The listing below must be repeated word for word, with its images excluded.

+++ MATERIAL PROVIDED

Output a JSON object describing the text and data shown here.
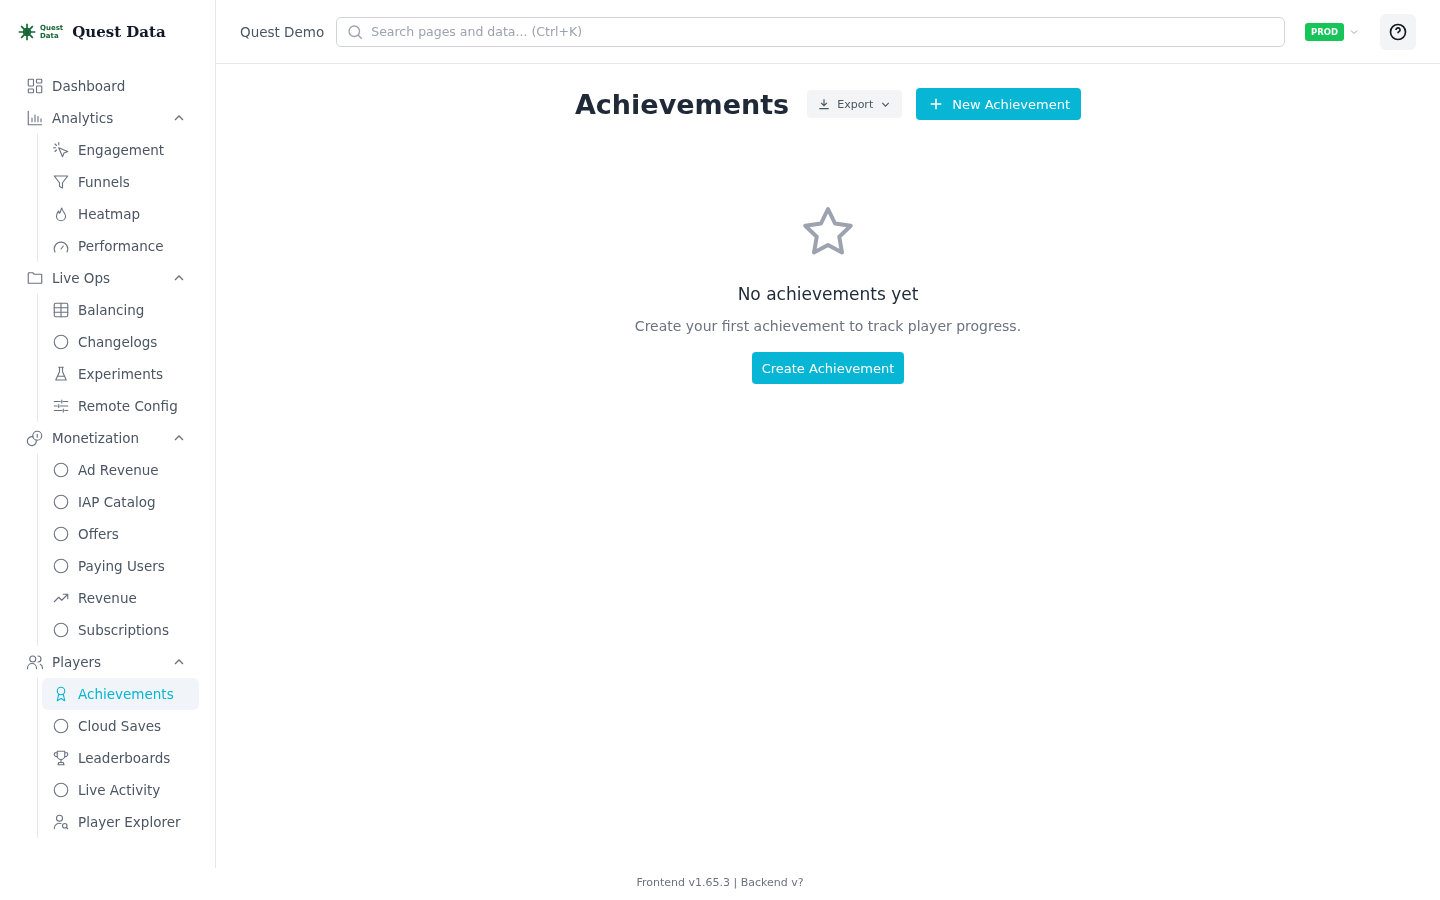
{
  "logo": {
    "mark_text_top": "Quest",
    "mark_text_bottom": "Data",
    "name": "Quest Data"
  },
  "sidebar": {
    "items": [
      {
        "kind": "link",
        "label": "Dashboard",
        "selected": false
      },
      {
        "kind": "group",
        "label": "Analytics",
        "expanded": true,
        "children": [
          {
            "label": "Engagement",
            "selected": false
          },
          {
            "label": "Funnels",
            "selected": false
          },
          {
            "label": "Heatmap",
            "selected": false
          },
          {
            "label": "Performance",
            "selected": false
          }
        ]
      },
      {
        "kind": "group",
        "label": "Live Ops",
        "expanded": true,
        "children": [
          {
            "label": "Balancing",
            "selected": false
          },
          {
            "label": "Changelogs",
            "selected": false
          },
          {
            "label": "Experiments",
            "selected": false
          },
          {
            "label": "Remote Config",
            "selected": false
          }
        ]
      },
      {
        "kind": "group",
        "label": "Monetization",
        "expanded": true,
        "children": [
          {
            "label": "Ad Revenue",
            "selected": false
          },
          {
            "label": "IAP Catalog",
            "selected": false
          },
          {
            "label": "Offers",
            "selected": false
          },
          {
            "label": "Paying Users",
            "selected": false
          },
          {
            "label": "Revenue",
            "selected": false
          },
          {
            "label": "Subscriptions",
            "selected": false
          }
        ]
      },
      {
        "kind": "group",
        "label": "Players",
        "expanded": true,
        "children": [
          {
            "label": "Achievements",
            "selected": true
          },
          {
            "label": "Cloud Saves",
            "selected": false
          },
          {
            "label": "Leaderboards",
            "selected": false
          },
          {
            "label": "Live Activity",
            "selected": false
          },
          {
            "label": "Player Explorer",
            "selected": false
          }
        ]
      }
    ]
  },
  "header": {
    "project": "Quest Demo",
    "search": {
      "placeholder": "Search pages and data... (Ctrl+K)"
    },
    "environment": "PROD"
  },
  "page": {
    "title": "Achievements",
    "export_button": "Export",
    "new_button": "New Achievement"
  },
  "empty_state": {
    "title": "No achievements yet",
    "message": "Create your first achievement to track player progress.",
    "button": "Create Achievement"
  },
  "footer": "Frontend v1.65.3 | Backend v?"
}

++++++

• [WRITTEN ANSWER]:
Output a JSON object describing the text and data shown here.
{
  "logo": {
    "mark_text_top": "Quest",
    "mark_text_bottom": "Data",
    "name": "Quest Data"
  },
  "sidebar": {
    "items": [
      {
        "kind": "link",
        "label": "Dashboard",
        "selected": false
      },
      {
        "kind": "group",
        "label": "Analytics",
        "expanded": true,
        "children": [
          {
            "label": "Engagement",
            "selected": false
          },
          {
            "label": "Funnels",
            "selected": false
          },
          {
            "label": "Heatmap",
            "selected": false
          },
          {
            "label": "Performance",
            "selected": false
          }
        ]
      },
      {
        "kind": "group",
        "label": "Live Ops",
        "expanded": true,
        "children": [
          {
            "label": "Balancing",
            "selected": false
          },
          {
            "label": "Changelogs",
            "selected": false
          },
          {
            "label": "Experiments",
            "selected": false
          },
          {
            "label": "Remote Config",
            "selected": false
          }
        ]
      },
      {
        "kind": "group",
        "label": "Monetization",
        "expanded": true,
        "children": [
          {
            "label": "Ad Revenue",
            "selected": false
          },
          {
            "label": "IAP Catalog",
            "selected": false
          },
          {
            "label": "Offers",
            "selected": false
          },
          {
            "label": "Paying Users",
            "selected": false
          },
          {
            "label": "Revenue",
            "selected": false
          },
          {
            "label": "Subscriptions",
            "selected": false
          }
        ]
      },
      {
        "kind": "group",
        "label": "Players",
        "expanded": true,
        "children": [
          {
            "label": "Achievements",
            "selected": true
          },
          {
            "label": "Cloud Saves",
            "selected": false
          },
          {
            "label": "Leaderboards",
            "selected": false
          },
          {
            "label": "Live Activity",
            "selected": false
          },
          {
            "label": "Player Explorer",
            "selected": false
          }
        ]
      }
    ]
  },
  "header": {
    "project": "Quest Demo",
    "search": {
      "placeholder": "Search pages and data... (Ctrl+K)"
    },
    "environment": "PROD"
  },
  "page": {
    "title": "Achievements",
    "export_button": "Export",
    "new_button": "New Achievement"
  },
  "empty_state": {
    "title": "No achievements yet",
    "message": "Create your first achievement to track player progress.",
    "button": "Create Achievement"
  },
  "footer": "Frontend v1.65.3 | Backend v?"
}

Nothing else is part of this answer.